[START OF Given information]

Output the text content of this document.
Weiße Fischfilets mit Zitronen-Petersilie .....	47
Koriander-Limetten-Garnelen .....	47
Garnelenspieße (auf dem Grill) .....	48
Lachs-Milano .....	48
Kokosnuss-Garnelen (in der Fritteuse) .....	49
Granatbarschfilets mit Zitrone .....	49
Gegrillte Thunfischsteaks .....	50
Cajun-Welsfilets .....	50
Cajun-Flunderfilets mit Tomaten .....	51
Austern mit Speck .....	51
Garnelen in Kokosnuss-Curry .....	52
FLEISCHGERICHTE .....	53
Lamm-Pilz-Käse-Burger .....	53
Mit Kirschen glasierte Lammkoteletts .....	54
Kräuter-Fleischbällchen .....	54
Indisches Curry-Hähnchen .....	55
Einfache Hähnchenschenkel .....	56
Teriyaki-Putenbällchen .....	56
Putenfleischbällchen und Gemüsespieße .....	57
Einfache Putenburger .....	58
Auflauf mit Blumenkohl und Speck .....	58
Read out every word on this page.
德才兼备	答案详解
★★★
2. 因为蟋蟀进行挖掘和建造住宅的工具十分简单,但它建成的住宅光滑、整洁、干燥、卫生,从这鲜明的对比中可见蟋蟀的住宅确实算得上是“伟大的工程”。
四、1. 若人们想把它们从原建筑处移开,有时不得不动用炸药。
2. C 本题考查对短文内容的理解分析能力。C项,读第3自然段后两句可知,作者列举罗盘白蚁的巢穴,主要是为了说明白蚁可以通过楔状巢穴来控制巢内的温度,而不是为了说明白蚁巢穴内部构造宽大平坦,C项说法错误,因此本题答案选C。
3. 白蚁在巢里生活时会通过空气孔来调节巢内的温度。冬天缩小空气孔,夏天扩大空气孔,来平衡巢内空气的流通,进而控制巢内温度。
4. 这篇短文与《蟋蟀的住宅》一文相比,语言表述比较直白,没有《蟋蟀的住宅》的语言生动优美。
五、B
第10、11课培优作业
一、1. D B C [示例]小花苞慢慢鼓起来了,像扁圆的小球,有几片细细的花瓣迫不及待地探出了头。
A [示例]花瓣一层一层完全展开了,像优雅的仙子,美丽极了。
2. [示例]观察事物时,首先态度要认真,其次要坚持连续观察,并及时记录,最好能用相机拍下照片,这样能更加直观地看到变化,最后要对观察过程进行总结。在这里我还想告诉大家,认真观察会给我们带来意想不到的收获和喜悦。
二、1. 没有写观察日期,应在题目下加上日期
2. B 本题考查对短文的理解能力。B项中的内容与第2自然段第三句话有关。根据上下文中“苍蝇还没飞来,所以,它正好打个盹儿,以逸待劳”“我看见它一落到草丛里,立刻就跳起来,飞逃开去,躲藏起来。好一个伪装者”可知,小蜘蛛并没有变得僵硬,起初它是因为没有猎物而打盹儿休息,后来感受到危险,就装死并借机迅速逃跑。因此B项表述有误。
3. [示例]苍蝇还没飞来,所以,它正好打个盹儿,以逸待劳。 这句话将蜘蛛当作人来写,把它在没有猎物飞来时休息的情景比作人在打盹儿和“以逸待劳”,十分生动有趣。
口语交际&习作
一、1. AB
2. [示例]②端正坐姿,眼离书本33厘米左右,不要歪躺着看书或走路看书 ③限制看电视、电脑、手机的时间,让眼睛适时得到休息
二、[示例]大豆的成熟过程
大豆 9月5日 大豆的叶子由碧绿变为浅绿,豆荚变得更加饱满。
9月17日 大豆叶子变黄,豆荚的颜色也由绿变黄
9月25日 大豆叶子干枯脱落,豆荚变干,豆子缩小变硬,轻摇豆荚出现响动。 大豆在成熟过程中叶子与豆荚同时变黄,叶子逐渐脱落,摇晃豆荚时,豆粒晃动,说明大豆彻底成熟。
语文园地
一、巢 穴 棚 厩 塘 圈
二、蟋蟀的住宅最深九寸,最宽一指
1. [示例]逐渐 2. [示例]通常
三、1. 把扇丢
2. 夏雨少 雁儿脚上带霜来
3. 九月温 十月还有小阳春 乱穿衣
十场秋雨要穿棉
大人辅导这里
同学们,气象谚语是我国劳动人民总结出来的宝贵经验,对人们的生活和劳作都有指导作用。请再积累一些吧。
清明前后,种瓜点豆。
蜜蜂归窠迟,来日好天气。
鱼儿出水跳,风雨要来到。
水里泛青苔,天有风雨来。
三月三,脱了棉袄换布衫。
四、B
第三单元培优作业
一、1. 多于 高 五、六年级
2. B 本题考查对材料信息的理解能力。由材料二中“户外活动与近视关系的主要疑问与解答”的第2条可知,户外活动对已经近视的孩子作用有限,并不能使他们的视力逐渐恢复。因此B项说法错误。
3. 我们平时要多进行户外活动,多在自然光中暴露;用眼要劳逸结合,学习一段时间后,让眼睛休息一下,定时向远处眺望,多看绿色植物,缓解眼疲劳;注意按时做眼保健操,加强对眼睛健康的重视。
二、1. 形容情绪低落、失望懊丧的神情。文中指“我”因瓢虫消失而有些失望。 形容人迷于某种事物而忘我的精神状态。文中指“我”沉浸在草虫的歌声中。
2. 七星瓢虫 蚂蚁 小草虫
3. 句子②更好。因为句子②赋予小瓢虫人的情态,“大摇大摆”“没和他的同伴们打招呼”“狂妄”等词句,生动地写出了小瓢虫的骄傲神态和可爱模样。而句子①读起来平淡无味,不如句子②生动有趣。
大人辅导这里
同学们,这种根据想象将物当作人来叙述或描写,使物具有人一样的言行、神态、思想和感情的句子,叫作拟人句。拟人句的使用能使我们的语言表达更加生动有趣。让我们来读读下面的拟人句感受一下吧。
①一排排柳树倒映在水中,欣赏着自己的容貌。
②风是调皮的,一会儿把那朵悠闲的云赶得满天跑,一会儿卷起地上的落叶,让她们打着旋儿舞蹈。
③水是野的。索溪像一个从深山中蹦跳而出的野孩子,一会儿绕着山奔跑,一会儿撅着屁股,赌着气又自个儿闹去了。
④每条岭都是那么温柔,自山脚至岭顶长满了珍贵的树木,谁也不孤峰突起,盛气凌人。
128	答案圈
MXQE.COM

[END OF Given information]

> _Your instructions_
Each record above must be given again exactly.

> _Output of the exercise_
Output the text content of this document.
Weiße Fischfilets mit Zitronen-Petersilie .....	47
Koriander-Limetten-Garnelen .....	47
Garnelenspieße (auf dem Grill) .....	48
Lachs-Milano .....	48
Kokosnuss-Garnelen (in der Fritteuse) .....	49
Granatbarschfilets mit Zitrone .....	49
Gegrillte Thunfischsteaks .....	50
Cajun-Welsfilets .....	50
Cajun-Flunderfilets mit Tomaten .....	51
Austern mit Speck .....	51
Garnelen in Kokosnuss-Curry .....	52
FLEISCHGERICHTE .....	53
Lamm-Pilz-Käse-Burger .....	53
Mit Kirschen glasierte Lammkoteletts .....	54
Kräuter-Fleischbällchen .....	54
Indisches Curry-Hähnchen .....	55
Einfache Hähnchenschenkel .....	56
Teriyaki-Putenbällchen .....	56
Putenfleischbällchen und Gemüsespieße .....	57
Einfache Putenburger .....	58
Auflauf mit Blumenkohl und Speck .....	58
Read out every word on this page.
德才兼备	答案详解
★★★
2. 因为蟋蟀进行挖掘和建造住宅的工具十分简单,但它建成的住宅光滑、整洁、干燥、卫生,从这鲜明的对比中可见蟋蟀的住宅确实算得上是“伟大的工程”。
四、1. 若人们想把它们从原建筑处移开,有时不得不动用炸药。
2. C 本题考查对短文内容的理解分析能力。C项,读第3自然段后两句可知,作者列举罗盘白蚁的巢穴,主要是为了说明白蚁可以通过楔状巢穴来控制巢内的温度,而不是为了说明白蚁巢穴内部构造宽大平坦,C项说法错误,因此本题答案选C。
3. 白蚁在巢里生活时会通过空气孔来调节巢内的温度。冬天缩小空气孔,夏天扩大空气孔,来平衡巢内空气的流通,进而控制巢内温度。
4. 这篇短文与《蟋蟀的住宅》一文相比,语言表述比较直白,没有《蟋蟀的住宅》的语言生动优美。
五、B
第10、11课培优作业
一、1. D B C [示例]小花苞慢慢鼓起来了,像扁圆的小球,有几片细细的花瓣迫不及待地探出了头。
A [示例]花瓣一层一层完全展开了,像优雅的仙子,美丽极了。
2. [示例]观察事物时,首先态度要认真,其次要坚持连续观察,并及时记录,最好能用相机拍下照片,这样能更加直观地看到变化,最后要对观察过程进行总结。在这里我还想告诉大家,认真观察会给我们带来意想不到的收获和喜悦。
二、1. 没有写观察日期,应在题目下加上日期
2. B 本题考查对短文的理解能力。B项中的内容与第2自然段第三句话有关。根据上下文中“苍蝇还没飞来,所以,它正好打个盹儿,以逸待劳”“我看见它一落到草丛里,立刻就跳起来,飞逃开去,躲藏起来。好一个伪装者”可知,小蜘蛛并没有变得僵硬,起初它是因为没有猎物而打盹儿休息,后来感受到危险,就装死并借机迅速逃跑。因此B项表述有误。
3. [示例]苍蝇还没飞来,所以,它正好打个盹儿,以逸待劳。 这句话将蜘蛛当作人来写,把它在没有猎物飞来时休息的情景比作人在打盹儿和“以逸待劳”,十分生动有趣。
口语交际&习作
一、1. AB
2. [示例]②端正坐姿,眼离书本33厘米左右,不要歪躺着看书或走路看书 ③限制看电视、电脑、手机的时间,让眼睛适时得到休息
二、[示例]大豆的成熟过程
大豆 9月5日 大豆的叶子由碧绿变为浅绿,豆荚变得更加饱满。
9月17日 大豆叶子变黄,豆荚的颜色也由绿变黄
9月25日 大豆叶子干枯脱落,豆荚变干,豆子缩小变硬,轻摇豆荚出现响动。 大豆在成熟过程中叶子与豆荚同时变黄,叶子逐渐脱落,摇晃豆荚时,豆粒晃动,说明大豆彻底成熟。
语文园地
一、巢 穴 棚 厩 塘 圈
二、蟋蟀的住宅最深九寸,最宽一指
1. [示例]逐渐 2. [示例]通常
三、1. 把扇丢
2. 夏雨少 雁儿脚上带霜来
3. 九月温 十月还有小阳春 乱穿衣
十场秋雨要穿棉
大人辅导这里
同学们,气象谚语是我国劳动人民总结出来的宝贵经验,对人们的生活和劳作都有指导作用。请再积累一些吧。
清明前后,种瓜点豆。
蜜蜂归窠迟,来日好天气。
鱼儿出水跳,风雨要来到。
水里泛青苔,天有风雨来。
三月三,脱了棉袄换布衫。
四、B
第三单元培优作业
一、1. 多于 高 五、六年级
2. B 本题考查对材料信息的理解能力。由材料二中“户外活动与近视关系的主要疑问与解答”的第2条可知,户外活动对已经近视的孩子作用有限,并不能使他们的视力逐渐恢复。因此B项说法错误。
3. 我们平时要多进行户外活动,多在自然光中暴露;用眼要劳逸结合,学习一段时间后,让眼睛休息一下,定时向远处眺望,多看绿色植物,缓解眼疲劳;注意按时做眼保健操,加强对眼睛健康的重视。
二、1. 形容情绪低落、失望懊丧的神情。文中指“我”因瓢虫消失而有些失望。 形容人迷于某种事物而忘我的精神状态。文中指“我”沉浸在草虫的歌声中。
2. 七星瓢虫 蚂蚁 小草虫
3. 句子②更好。因为句子②赋予小瓢虫人的情态,“大摇大摆”“没和他的同伴们打招呼”“狂妄”等词句,生动地写出了小瓢虫的骄傲神态和可爱模样。而句子①读起来平淡无味,不如句子②生动有趣。
大人辅导这里
同学们,这种根据想象将物当作人来叙述或描写,使物具有人一样的言行、神态、思想和感情的句子,叫作拟人句。拟人句的使用能使我们的语言表达更加生动有趣。让我们来读读下面的拟人句感受一下吧。
①一排排柳树倒映在水中,欣赏着自己的容貌。
②风是调皮的,一会儿把那朵悠闲的云赶得满天跑,一会儿卷起地上的落叶,让她们打着旋儿舞蹈。
③水是野的。索溪像一个从深山中蹦跳而出的野孩子,一会儿绕着山奔跑,一会儿撅着屁股,赌着气又自个儿闹去了。
④每条岭都是那么温柔,自山脚至岭顶长满了珍贵的树木,谁也不孤峰突起,盛气凌人。
128	答案圈
MXQE.COM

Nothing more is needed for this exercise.